DIRECTIVE: Transcribe the listing exactly, leaving out every picture.
───
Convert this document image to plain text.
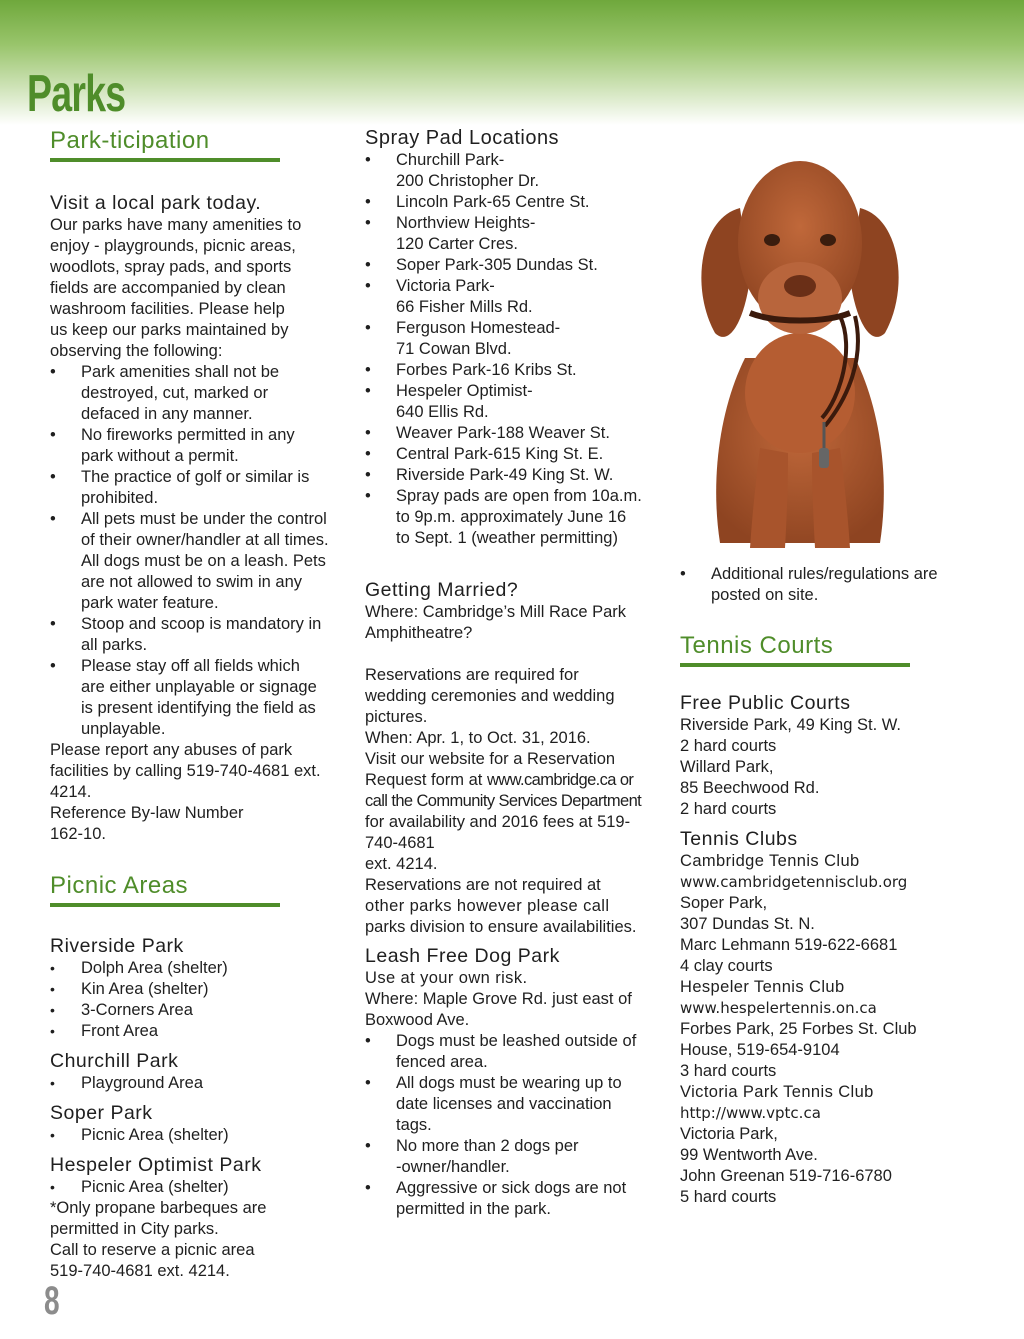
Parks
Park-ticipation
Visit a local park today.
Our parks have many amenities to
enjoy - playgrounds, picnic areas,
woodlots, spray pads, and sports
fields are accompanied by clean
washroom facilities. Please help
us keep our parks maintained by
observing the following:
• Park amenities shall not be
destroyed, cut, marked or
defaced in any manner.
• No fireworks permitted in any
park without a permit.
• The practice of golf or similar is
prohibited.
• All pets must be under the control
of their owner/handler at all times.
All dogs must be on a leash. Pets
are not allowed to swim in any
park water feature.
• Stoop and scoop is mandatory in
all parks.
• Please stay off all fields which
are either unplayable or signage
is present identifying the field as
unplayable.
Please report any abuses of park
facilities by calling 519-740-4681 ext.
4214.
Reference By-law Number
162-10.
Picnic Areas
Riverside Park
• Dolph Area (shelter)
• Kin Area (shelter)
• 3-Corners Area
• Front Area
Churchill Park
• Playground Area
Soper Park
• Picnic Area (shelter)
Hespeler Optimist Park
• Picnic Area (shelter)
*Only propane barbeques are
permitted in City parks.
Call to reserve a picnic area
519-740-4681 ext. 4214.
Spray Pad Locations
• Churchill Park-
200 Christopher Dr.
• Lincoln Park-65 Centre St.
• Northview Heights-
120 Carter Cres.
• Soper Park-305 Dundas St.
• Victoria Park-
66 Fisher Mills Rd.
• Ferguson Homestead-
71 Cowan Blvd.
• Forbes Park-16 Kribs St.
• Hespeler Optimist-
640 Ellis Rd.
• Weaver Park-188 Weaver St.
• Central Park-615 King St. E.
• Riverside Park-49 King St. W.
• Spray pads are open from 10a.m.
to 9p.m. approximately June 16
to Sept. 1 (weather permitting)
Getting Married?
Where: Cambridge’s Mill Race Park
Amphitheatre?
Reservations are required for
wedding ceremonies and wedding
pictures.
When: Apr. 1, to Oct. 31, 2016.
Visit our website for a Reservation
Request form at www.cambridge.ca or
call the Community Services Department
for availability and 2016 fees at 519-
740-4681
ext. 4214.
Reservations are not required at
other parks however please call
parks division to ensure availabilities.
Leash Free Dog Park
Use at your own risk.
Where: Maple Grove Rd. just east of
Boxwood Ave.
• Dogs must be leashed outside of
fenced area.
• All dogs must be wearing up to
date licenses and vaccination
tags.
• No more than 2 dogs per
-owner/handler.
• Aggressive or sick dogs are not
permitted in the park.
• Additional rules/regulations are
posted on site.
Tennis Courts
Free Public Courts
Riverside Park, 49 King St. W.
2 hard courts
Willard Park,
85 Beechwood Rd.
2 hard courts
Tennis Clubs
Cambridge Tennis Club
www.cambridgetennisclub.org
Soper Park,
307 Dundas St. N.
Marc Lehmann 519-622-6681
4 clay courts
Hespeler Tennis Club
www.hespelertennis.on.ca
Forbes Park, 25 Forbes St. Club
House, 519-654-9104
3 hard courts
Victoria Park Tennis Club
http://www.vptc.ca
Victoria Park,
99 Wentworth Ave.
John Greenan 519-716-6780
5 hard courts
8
───
CORRECT OUTPUT:
Convert this document image to plain text.
Parks
Park-ticipation
Visit a local park today.
Our parks have many amenities to
enjoy - playgrounds, picnic areas,
woodlots, spray pads, and sports
fields are accompanied by clean
washroom facilities. Please help
us keep our parks maintained by
observing the following:
• Park amenities shall not be
destroyed, cut, marked or
defaced in any manner.
• No fireworks permitted in any
park without a permit.
• The practice of golf or similar is
prohibited.
• All pets must be under the control
of their owner/handler at all times.
All dogs must be on a leash. Pets
are not allowed to swim in any
park water feature.
• Stoop and scoop is mandatory in
all parks.
• Please stay off all fields which
are either unplayable or signage
is present identifying the field as
unplayable.
Please report any abuses of park
facilities by calling 519-740-4681 ext.
4214.
Reference By-law Number
162-10.
Picnic Areas
Riverside Park
• Dolph Area (shelter)
• Kin Area (shelter)
• 3-Corners Area
• Front Area
Churchill Park
• Playground Area
Soper Park
• Picnic Area (shelter)
Hespeler Optimist Park
• Picnic Area (shelter)
*Only propane barbeques are
permitted in City parks.
Call to reserve a picnic area
519-740-4681 ext. 4214.
Spray Pad Locations
• Churchill Park-
200 Christopher Dr.
• Lincoln Park-65 Centre St.
• Northview Heights-
120 Carter Cres.
• Soper Park-305 Dundas St.
• Victoria Park-
66 Fisher Mills Rd.
• Ferguson Homestead-
71 Cowan Blvd.
• Forbes Park-16 Kribs St.
• Hespeler Optimist-
640 Ellis Rd.
• Weaver Park-188 Weaver St.
• Central Park-615 King St. E.
• Riverside Park-49 King St. W.
• Spray pads are open from 10a.m.
to 9p.m. approximately June 16
to Sept. 1 (weather permitting)
Getting Married?
Where: Cambridge’s Mill Race Park
Amphitheatre?
Reservations are required for
wedding ceremonies and wedding
pictures.
When: Apr. 1, to Oct. 31, 2016.
Visit our website for a Reservation
Request form at www.cambridge.ca or
call the Community Services Department
for availability and 2016 fees at 519-
740-4681
ext. 4214.
Reservations are not required at
other parks however please call
parks division to ensure availabilities.
Leash Free Dog Park
Use at your own risk.
Where: Maple Grove Rd. just east of
Boxwood Ave.
• Dogs must be leashed outside of
fenced area.
• All dogs must be wearing up to
date licenses and vaccination
tags.
• No more than 2 dogs per
-owner/handler.
• Aggressive or sick dogs are not
permitted in the park.
• Additional rules/regulations are
posted on site.
Tennis Courts
Free Public Courts
Riverside Park, 49 King St. W.
2 hard courts
Willard Park,
85 Beechwood Rd.
2 hard courts
Tennis Clubs
Cambridge Tennis Club
www.cambridgetennisclub.org
Soper Park,
307 Dundas St. N.
Marc Lehmann 519-622-6681
4 clay courts
Hespeler Tennis Club
www.hespelertennis.on.ca
Forbes Park, 25 Forbes St. Club
House, 519-654-9104
3 hard courts
Victoria Park Tennis Club
http://www.vptc.ca
Victoria Park,
99 Wentworth Ave.
John Greenan 519-716-6780
5 hard courts
8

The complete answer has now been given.